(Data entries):

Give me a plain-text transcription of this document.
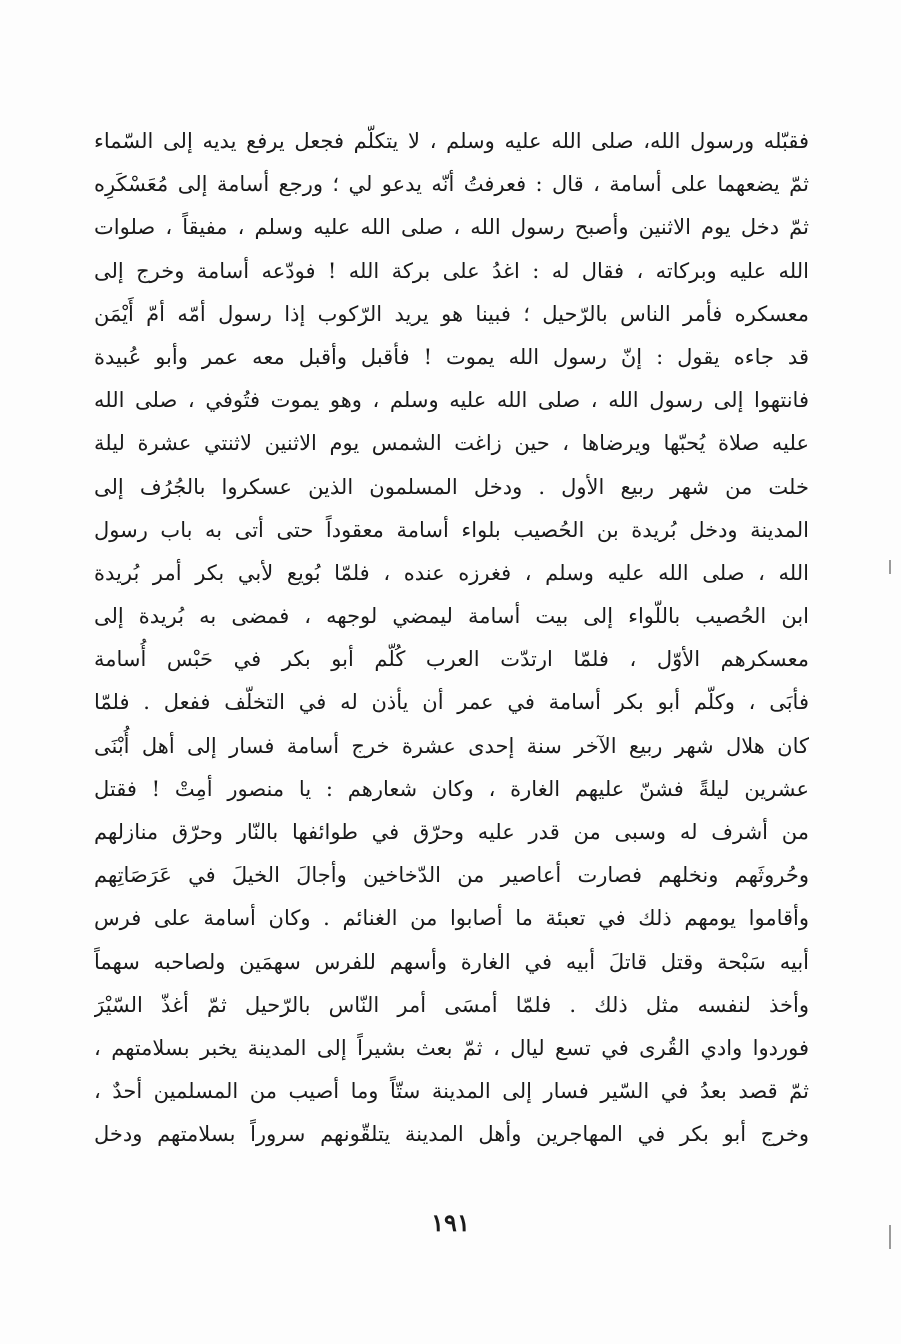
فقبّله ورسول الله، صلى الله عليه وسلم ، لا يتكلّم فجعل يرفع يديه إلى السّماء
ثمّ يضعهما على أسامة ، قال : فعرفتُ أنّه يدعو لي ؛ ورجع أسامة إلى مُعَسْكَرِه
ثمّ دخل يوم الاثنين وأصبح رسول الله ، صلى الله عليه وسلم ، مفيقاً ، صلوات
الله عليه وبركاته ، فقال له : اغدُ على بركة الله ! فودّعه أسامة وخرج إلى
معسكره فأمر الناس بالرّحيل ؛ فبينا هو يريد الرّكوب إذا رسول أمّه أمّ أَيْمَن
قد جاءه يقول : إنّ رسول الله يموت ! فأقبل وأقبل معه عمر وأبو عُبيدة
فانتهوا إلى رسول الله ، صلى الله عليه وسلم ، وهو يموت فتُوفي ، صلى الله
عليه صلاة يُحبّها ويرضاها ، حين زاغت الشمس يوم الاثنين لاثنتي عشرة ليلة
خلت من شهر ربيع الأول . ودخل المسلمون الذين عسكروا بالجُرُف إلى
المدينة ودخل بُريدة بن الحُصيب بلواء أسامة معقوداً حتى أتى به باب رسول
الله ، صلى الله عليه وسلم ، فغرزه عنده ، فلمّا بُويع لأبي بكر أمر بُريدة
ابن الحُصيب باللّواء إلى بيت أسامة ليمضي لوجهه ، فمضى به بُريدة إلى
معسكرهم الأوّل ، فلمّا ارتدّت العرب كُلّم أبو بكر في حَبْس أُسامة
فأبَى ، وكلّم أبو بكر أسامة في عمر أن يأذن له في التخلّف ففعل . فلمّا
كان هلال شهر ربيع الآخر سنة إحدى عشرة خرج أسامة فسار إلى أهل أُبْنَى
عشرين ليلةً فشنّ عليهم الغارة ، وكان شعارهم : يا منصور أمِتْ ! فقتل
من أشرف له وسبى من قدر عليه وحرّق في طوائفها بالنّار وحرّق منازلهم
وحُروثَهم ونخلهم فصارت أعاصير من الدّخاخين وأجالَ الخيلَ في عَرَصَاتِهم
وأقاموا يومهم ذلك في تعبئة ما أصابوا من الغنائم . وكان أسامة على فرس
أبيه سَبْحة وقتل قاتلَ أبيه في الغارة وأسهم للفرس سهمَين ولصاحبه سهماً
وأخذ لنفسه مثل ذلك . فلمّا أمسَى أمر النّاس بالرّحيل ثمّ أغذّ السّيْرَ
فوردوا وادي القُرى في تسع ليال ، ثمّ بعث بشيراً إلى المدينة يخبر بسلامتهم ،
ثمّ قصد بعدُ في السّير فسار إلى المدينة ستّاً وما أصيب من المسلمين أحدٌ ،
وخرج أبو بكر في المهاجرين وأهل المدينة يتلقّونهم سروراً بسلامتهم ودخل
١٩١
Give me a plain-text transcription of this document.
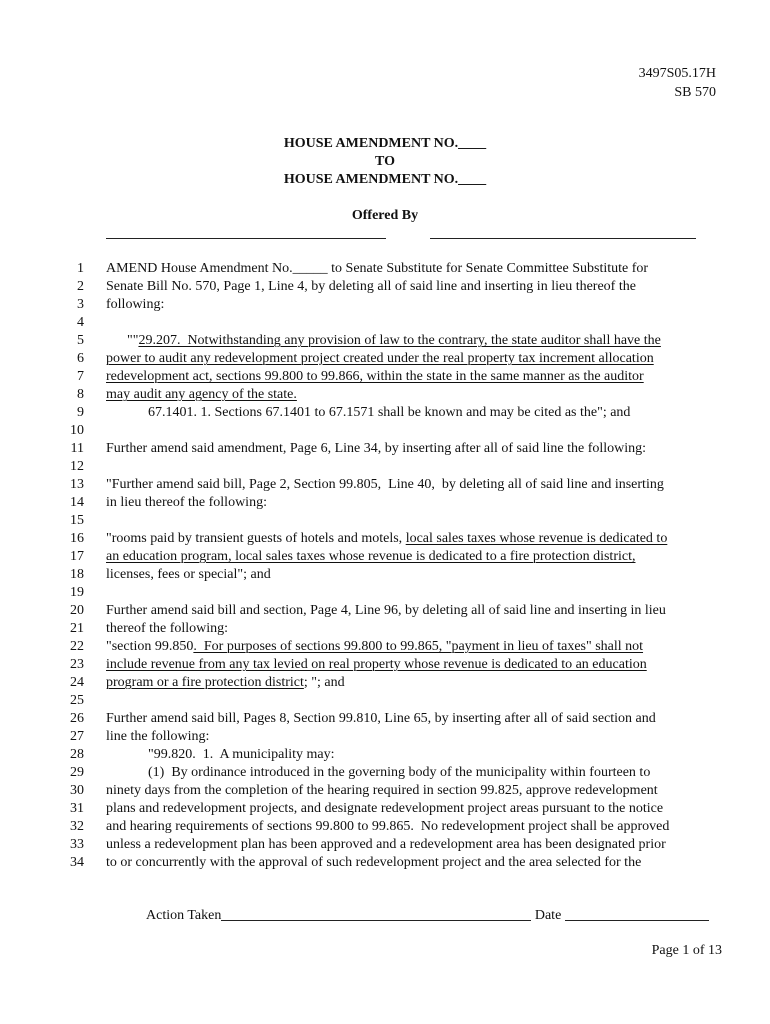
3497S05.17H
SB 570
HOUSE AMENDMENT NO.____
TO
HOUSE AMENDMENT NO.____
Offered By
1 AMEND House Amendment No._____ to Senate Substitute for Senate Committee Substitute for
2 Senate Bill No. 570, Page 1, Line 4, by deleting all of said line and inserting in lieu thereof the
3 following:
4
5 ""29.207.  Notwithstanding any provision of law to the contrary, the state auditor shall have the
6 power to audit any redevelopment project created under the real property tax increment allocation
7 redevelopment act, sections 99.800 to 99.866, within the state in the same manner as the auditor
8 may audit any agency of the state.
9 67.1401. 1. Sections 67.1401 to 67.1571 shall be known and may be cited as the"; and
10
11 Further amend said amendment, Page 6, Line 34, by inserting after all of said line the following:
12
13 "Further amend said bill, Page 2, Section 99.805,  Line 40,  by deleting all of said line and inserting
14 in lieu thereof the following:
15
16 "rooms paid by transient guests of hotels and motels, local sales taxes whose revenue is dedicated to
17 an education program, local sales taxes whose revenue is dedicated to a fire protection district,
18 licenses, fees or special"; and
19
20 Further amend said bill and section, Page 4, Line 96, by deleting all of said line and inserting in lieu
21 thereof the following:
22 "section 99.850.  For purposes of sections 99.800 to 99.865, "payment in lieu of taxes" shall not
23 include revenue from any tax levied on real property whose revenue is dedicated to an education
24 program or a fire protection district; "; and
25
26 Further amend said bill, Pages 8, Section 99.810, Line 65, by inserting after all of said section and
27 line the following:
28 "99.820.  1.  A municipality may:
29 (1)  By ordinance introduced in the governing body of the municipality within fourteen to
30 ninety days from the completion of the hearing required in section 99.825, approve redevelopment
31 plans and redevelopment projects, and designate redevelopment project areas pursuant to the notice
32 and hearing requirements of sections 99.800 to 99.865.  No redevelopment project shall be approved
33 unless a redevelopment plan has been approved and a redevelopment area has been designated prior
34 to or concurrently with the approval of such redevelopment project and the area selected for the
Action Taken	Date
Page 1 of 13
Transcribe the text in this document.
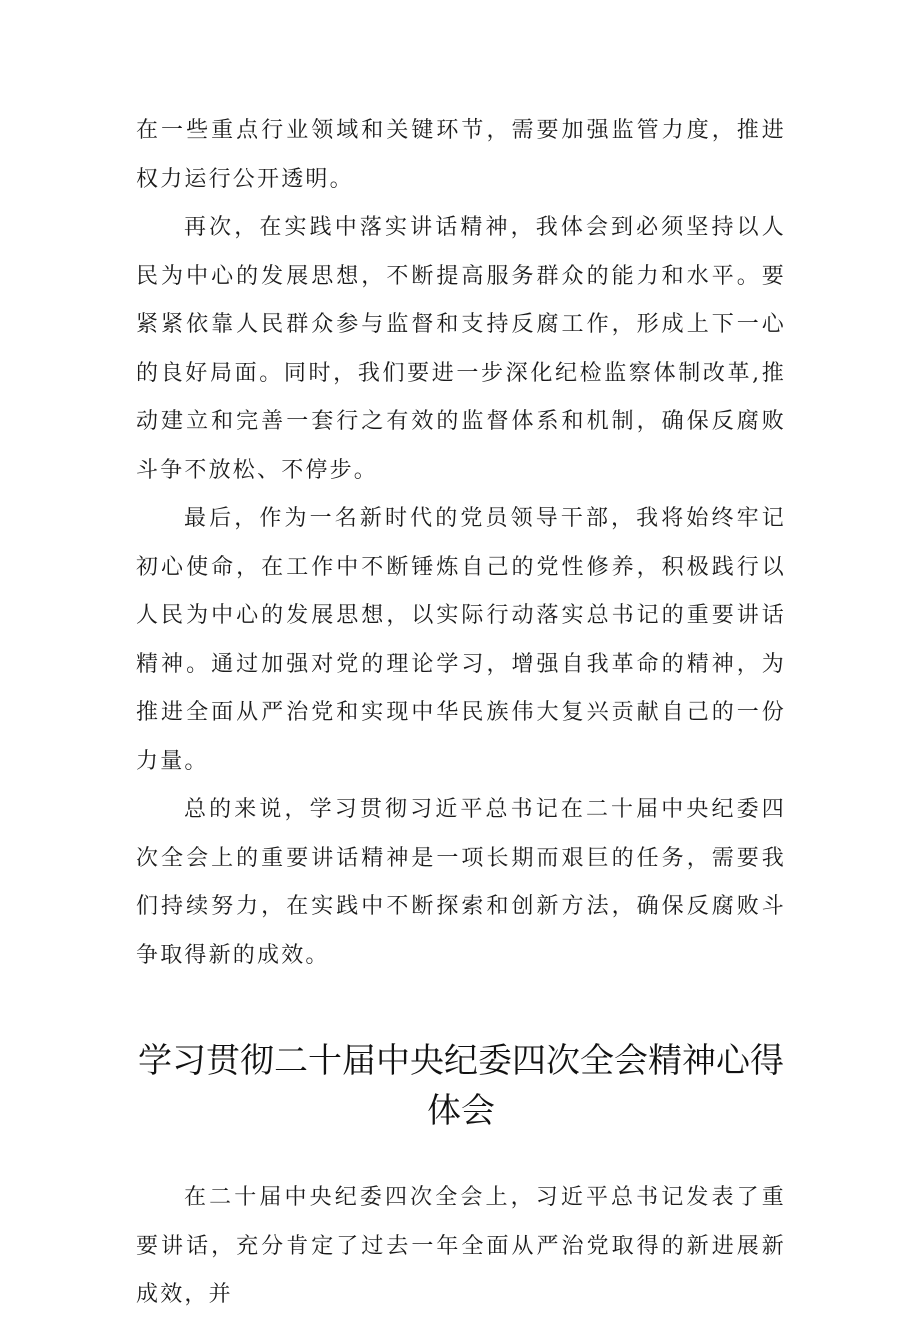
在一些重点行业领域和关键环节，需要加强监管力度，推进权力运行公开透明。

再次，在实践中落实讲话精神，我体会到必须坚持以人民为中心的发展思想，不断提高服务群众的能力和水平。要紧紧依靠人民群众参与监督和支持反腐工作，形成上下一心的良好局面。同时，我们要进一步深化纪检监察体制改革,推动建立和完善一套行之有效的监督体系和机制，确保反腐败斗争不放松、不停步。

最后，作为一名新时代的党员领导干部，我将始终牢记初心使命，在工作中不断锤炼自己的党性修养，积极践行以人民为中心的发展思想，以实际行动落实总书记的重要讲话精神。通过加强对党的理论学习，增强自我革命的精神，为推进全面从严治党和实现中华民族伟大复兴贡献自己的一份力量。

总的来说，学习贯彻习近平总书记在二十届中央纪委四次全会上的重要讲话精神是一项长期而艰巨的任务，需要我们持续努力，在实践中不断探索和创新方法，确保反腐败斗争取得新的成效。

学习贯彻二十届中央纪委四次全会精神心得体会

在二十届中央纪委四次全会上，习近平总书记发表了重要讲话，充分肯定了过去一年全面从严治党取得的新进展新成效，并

(WHAT THE EXERCISE ASKS):
Gather each line holding the string "property".

(FULL SOLUTION):
6 power to audit any redevelopment project created under the real property tax increment allocation
23 include revenue from any tax levied on real property whose revenue is dedicated to an education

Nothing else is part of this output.